TASK INSTRUCTIONS
Reproduce all of the data that follows, character for character.
[MATERIAL FOR THE TASK start]
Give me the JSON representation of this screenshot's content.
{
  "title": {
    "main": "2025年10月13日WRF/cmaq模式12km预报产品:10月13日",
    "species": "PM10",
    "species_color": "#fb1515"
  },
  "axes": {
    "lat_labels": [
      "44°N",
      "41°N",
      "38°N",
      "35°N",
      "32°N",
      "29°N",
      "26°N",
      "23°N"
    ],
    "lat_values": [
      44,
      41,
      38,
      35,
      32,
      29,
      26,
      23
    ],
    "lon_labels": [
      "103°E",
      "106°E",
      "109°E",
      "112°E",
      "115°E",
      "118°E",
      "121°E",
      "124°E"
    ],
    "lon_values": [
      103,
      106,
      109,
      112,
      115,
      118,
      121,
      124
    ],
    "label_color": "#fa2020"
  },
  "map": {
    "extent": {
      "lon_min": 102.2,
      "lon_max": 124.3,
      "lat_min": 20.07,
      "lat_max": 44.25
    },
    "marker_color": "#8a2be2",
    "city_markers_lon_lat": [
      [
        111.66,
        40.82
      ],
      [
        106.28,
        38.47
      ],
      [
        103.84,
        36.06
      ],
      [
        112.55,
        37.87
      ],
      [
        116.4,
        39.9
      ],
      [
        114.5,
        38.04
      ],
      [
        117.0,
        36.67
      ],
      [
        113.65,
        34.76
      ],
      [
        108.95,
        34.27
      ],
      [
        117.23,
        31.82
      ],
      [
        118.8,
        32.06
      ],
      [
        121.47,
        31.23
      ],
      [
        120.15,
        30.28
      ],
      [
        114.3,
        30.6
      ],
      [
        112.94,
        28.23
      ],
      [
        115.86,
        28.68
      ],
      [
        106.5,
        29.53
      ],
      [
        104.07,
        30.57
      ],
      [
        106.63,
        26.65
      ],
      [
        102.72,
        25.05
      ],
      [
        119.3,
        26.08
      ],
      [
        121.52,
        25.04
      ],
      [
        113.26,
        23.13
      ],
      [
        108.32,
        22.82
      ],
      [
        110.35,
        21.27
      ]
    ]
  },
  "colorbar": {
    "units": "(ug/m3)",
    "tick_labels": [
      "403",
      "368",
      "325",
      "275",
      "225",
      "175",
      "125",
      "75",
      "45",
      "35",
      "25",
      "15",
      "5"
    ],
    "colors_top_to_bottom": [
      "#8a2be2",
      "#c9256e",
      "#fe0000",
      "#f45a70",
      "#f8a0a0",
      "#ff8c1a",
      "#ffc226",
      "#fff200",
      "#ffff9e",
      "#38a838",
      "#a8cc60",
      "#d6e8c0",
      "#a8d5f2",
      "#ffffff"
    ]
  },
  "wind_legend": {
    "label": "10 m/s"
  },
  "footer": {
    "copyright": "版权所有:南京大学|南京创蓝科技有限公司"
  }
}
[MATERIAL FOR THE TASK end]
SOLUTION
Give me the JSON representation of this screenshot's content.
{
  "title": {
    "main": "2025年10月13日WRF/cmaq模式12km预报产品:10月13日",
    "species": "PM10",
    "species_color": "#fb1515"
  },
  "axes": {
    "lat_labels": [
      "44°N",
      "41°N",
      "38°N",
      "35°N",
      "32°N",
      "29°N",
      "26°N",
      "23°N"
    ],
    "lat_values": [
      44,
      41,
      38,
      35,
      32,
      29,
      26,
      23
    ],
    "lon_labels": [
      "103°E",
      "106°E",
      "109°E",
      "112°E",
      "115°E",
      "118°E",
      "121°E",
      "124°E"
    ],
    "lon_values": [
      103,
      106,
      109,
      112,
      115,
      118,
      121,
      124
    ],
    "label_color": "#fa2020"
  },
  "map": {
    "extent": {
      "lon_min": 102.2,
      "lon_max": 124.3,
      "lat_min": 20.07,
      "lat_max": 44.25
    },
    "marker_color": "#8a2be2",
    "city_markers_lon_lat": [
      [
        111.66,
        40.82
      ],
      [
        106.28,
        38.47
      ],
      [
        103.84,
        36.06
      ],
      [
        112.55,
        37.87
      ],
      [
        116.4,
        39.9
      ],
      [
        114.5,
        38.04
      ],
      [
        117.0,
        36.67
      ],
      [
        113.65,
        34.76
      ],
      [
        108.95,
        34.27
      ],
      [
        117.23,
        31.82
      ],
      [
        118.8,
        32.06
      ],
      [
        121.47,
        31.23
      ],
      [
        120.15,
        30.28
      ],
      [
        114.3,
        30.6
      ],
      [
        112.94,
        28.23
      ],
      [
        115.86,
        28.68
      ],
      [
        106.5,
        29.53
      ],
      [
        104.07,
        30.57
      ],
      [
        106.63,
        26.65
      ],
      [
        102.72,
        25.05
      ],
      [
        119.3,
        26.08
      ],
      [
        121.52,
        25.04
      ],
      [
        113.26,
        23.13
      ],
      [
        108.32,
        22.82
      ],
      [
        110.35,
        21.27
      ]
    ]
  },
  "colorbar": {
    "units": "(ug/m3)",
    "tick_labels": [
      "403",
      "368",
      "325",
      "275",
      "225",
      "175",
      "125",
      "75",
      "45",
      "35",
      "25",
      "15",
      "5"
    ],
    "colors_top_to_bottom": [
      "#8a2be2",
      "#c9256e",
      "#fe0000",
      "#f45a70",
      "#f8a0a0",
      "#ff8c1a",
      "#ffc226",
      "#fff200",
      "#ffff9e",
      "#38a838",
      "#a8cc60",
      "#d6e8c0",
      "#a8d5f2",
      "#ffffff"
    ]
  },
  "wind_legend": {
    "label": "10 m/s"
  },
  "footer": {
    "copyright": "版权所有:南京大学|南京创蓝科技有限公司"
  }
}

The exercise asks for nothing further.